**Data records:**
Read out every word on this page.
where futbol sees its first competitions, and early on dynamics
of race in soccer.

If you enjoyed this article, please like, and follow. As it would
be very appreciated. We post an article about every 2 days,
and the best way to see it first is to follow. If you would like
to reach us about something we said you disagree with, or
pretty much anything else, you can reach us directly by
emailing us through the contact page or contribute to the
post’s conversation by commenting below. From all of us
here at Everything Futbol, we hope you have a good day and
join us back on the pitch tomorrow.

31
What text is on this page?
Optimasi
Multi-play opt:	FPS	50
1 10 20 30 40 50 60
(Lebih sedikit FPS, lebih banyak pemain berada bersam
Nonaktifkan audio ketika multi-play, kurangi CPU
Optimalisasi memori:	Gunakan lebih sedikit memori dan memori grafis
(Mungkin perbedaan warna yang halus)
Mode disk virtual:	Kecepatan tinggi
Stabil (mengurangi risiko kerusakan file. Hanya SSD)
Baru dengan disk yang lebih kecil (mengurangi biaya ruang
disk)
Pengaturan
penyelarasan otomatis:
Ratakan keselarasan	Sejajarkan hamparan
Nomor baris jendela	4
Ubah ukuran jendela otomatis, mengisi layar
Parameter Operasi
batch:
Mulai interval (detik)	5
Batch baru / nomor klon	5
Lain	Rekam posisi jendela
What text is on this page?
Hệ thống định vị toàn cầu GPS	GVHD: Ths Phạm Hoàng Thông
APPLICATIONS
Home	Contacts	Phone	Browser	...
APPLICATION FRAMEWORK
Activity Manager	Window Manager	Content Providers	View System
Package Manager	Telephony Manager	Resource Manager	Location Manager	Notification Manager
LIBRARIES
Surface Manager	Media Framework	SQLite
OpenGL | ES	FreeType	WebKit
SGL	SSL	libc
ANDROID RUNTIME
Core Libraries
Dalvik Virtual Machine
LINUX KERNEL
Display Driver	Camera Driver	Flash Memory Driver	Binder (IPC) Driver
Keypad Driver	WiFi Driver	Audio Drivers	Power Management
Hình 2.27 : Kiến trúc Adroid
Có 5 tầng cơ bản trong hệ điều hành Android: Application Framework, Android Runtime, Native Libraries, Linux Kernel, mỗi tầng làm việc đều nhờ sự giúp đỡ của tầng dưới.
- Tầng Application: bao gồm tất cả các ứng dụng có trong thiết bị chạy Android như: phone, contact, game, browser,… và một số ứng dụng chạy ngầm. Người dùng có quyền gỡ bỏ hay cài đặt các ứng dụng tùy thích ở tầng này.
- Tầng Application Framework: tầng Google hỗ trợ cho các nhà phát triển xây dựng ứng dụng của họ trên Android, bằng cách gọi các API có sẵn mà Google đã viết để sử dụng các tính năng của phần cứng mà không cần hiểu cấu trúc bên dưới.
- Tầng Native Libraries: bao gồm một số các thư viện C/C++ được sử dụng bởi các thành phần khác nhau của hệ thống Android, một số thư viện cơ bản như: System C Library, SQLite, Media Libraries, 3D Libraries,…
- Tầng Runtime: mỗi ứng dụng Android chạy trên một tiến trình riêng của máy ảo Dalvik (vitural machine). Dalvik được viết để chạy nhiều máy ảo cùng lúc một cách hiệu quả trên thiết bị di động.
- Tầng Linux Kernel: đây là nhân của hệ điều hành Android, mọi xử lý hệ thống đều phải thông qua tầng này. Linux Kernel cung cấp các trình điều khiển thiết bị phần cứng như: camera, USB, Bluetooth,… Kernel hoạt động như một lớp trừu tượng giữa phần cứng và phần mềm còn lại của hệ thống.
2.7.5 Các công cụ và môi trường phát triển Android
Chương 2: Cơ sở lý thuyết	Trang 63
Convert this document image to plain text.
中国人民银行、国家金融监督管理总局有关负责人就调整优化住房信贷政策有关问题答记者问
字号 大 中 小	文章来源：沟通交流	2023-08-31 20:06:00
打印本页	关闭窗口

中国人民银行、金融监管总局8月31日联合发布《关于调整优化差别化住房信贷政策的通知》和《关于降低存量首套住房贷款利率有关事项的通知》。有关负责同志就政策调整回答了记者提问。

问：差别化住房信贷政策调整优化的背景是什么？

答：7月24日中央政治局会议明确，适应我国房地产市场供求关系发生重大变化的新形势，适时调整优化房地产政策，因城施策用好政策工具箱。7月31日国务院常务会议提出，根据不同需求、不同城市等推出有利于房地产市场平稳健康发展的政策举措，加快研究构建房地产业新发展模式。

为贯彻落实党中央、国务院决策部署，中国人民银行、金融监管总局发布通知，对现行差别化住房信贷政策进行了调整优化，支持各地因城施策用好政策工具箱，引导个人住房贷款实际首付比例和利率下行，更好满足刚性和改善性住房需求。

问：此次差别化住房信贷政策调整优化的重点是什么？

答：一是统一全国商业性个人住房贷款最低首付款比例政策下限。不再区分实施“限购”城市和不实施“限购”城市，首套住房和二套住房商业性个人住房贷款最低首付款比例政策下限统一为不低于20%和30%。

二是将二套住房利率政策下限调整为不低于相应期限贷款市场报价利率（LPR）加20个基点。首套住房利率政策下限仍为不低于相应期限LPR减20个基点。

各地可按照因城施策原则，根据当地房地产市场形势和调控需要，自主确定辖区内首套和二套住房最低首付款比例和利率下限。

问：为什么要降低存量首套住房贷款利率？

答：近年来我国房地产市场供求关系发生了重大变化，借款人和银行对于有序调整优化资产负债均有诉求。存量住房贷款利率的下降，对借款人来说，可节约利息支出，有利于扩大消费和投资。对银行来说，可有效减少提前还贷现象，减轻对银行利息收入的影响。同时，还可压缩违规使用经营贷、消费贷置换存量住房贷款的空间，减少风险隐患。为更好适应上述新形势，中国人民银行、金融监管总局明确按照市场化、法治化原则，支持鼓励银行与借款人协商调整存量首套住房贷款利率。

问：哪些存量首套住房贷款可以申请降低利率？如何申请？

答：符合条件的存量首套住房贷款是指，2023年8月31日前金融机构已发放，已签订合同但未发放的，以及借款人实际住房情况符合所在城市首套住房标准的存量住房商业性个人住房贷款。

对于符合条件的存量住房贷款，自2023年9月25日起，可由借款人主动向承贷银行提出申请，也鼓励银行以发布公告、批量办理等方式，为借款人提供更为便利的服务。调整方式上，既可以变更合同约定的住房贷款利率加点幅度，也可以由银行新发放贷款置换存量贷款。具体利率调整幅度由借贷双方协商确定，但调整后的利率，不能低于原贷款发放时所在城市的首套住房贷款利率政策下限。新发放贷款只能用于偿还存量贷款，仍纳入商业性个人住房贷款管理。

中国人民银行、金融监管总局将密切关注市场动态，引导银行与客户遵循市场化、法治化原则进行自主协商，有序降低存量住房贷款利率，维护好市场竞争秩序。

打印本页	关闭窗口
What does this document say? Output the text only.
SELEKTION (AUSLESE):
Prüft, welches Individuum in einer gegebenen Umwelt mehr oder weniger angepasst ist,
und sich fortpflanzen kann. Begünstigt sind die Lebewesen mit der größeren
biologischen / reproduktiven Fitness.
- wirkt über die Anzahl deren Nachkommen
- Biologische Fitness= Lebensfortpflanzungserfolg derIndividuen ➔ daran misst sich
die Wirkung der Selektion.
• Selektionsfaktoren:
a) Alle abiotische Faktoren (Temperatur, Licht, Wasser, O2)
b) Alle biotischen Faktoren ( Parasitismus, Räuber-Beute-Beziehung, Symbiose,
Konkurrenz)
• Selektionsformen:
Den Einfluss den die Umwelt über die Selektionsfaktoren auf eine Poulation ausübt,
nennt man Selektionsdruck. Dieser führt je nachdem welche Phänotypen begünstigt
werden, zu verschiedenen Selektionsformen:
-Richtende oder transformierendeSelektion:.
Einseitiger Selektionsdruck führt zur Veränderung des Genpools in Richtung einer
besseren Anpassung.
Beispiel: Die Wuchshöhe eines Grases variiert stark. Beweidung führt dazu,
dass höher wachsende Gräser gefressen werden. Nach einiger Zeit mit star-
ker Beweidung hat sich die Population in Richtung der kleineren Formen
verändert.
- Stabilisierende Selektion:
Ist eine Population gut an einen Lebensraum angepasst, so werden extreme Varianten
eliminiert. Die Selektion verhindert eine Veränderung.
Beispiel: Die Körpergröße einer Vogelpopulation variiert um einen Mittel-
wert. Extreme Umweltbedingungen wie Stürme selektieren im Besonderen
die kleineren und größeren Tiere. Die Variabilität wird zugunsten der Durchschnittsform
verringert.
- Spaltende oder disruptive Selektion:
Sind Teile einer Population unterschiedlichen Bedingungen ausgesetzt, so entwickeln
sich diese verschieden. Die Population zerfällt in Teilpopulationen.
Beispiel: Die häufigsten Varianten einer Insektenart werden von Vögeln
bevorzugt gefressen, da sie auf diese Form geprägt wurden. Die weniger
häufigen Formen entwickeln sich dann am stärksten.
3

**Work to complete:**
Copy every line of the listing that contains the word "document".

**Response:**
Convert this document image to plain text.
What does this document say? Output the text only.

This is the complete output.